◆ Objective ◆
Identify each line containing the word "Female" and copy it.

Structured figure records

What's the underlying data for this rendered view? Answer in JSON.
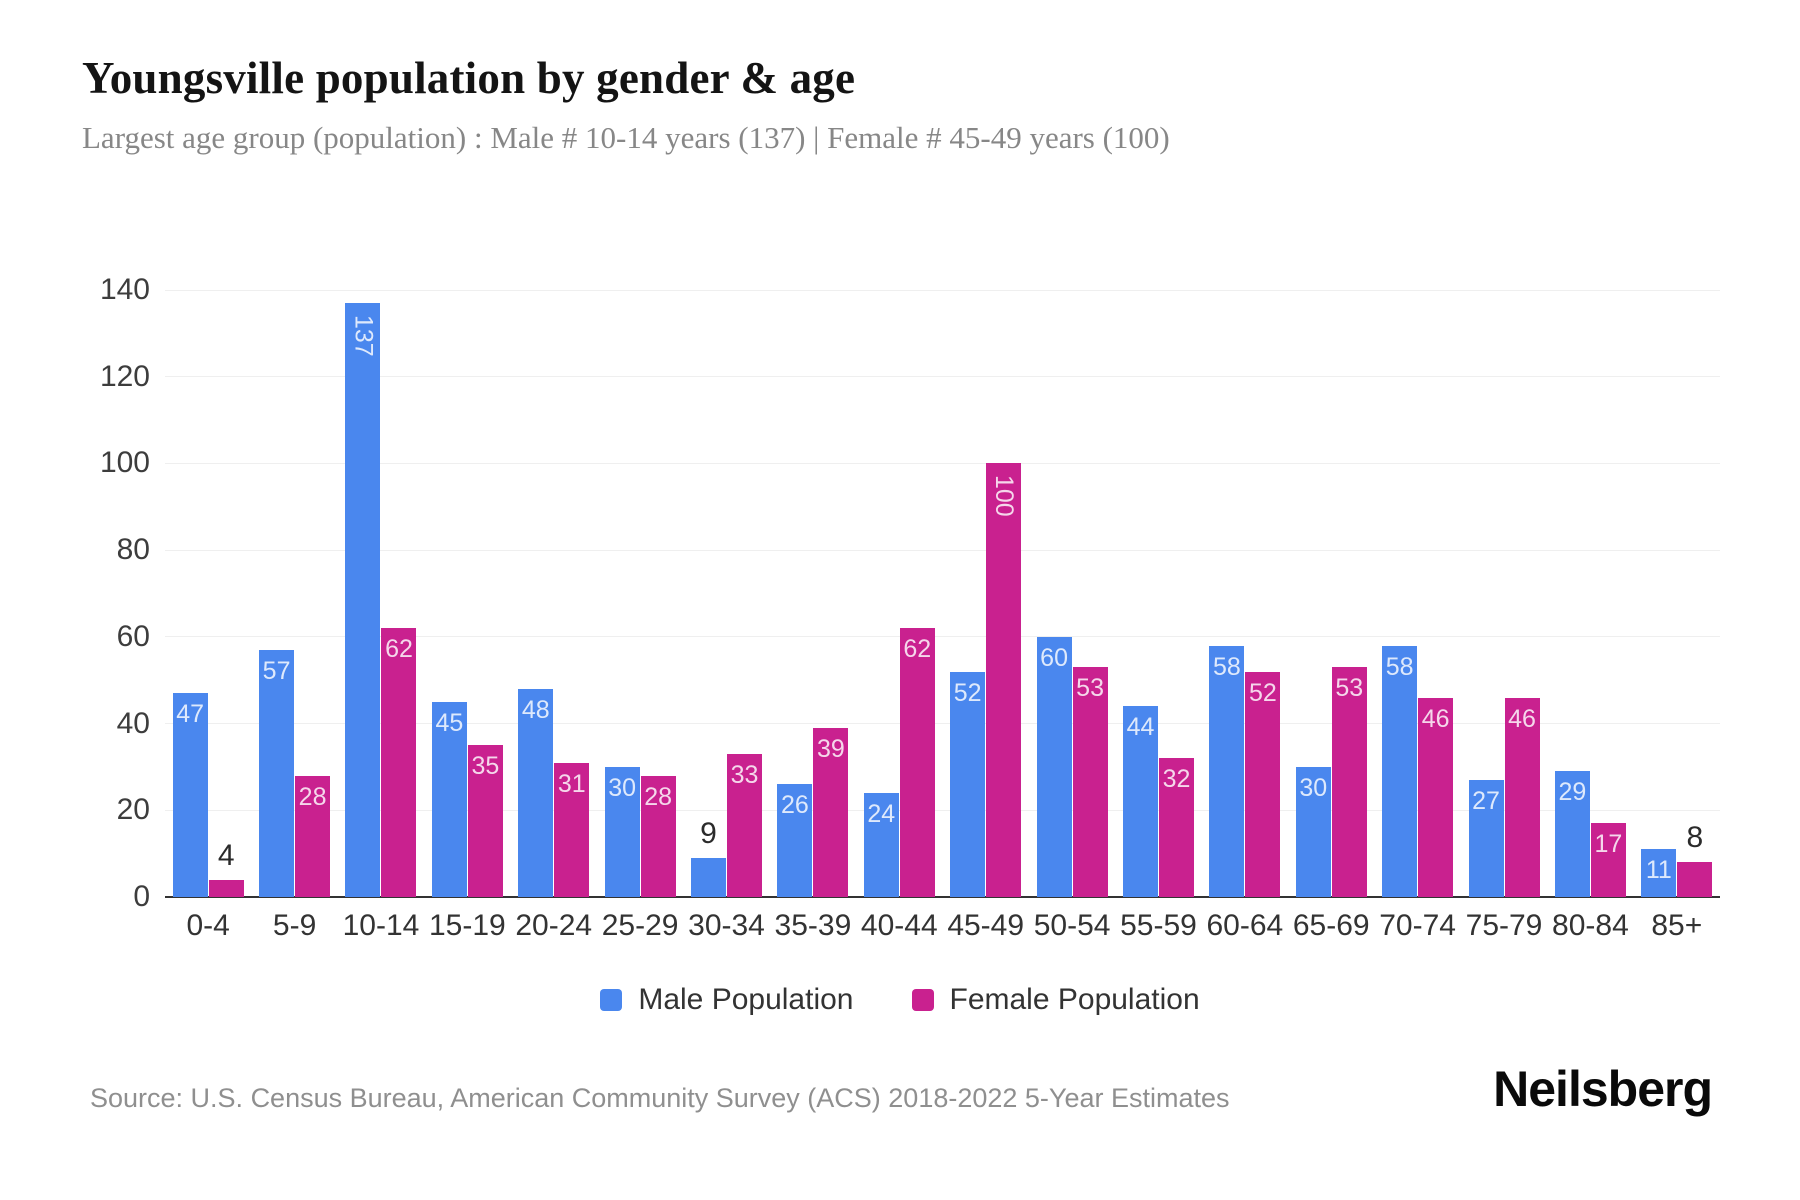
{
  "header": {
    "title": "Youngsville population by gender & age",
    "subtitle": "Largest age group (population) : Male # 10-14 years (137) | Female # 45-49 years (100)"
  },
  "chart_data": {
    "type": "bar",
    "title": "Youngsville population by gender & age",
    "xlabel": "",
    "ylabel": "",
    "categories": [
      "0-4",
      "5-9",
      "10-14",
      "15-19",
      "20-24",
      "25-29",
      "30-34",
      "35-39",
      "40-44",
      "45-49",
      "50-54",
      "55-59",
      "60-64",
      "65-69",
      "70-74",
      "75-79",
      "80-84",
      "85+"
    ],
    "series": [
      {
        "name": "Male Population",
        "color": "#4a87ee",
        "values": [
          47,
          57,
          137,
          45,
          48,
          30,
          9,
          26,
          24,
          52,
          60,
          44,
          58,
          30,
          58,
          27,
          29,
          11
        ]
      },
      {
        "name": "Female Population",
        "color": "#c9218f",
        "values": [
          4,
          28,
          62,
          35,
          31,
          28,
          33,
          39,
          62,
          100,
          53,
          32,
          52,
          53,
          46,
          46,
          17,
          8
        ]
      }
    ],
    "ylim": [
      0,
      140
    ],
    "yticks": [
      0,
      20,
      40,
      60,
      80,
      100,
      120,
      140
    ],
    "grid": true,
    "legend_position": "bottom"
  },
  "legend": {
    "items": [
      {
        "label": "Male Population",
        "color": "#4a87ee"
      },
      {
        "label": "Female Population",
        "color": "#c9218f"
      }
    ]
  },
  "footer": {
    "source": "Source: U.S. Census Bureau, American Community Survey (ACS) 2018-2022 5-Year Estimates",
    "brand": "Neilsberg"
  }
}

◆ Task answer ◆
    "subtitle": "Largest age group (population) : Male # 10-14 years (137) | Female # 45-49 years (100)"
        "name": "Female Population",
        "label": "Female Population",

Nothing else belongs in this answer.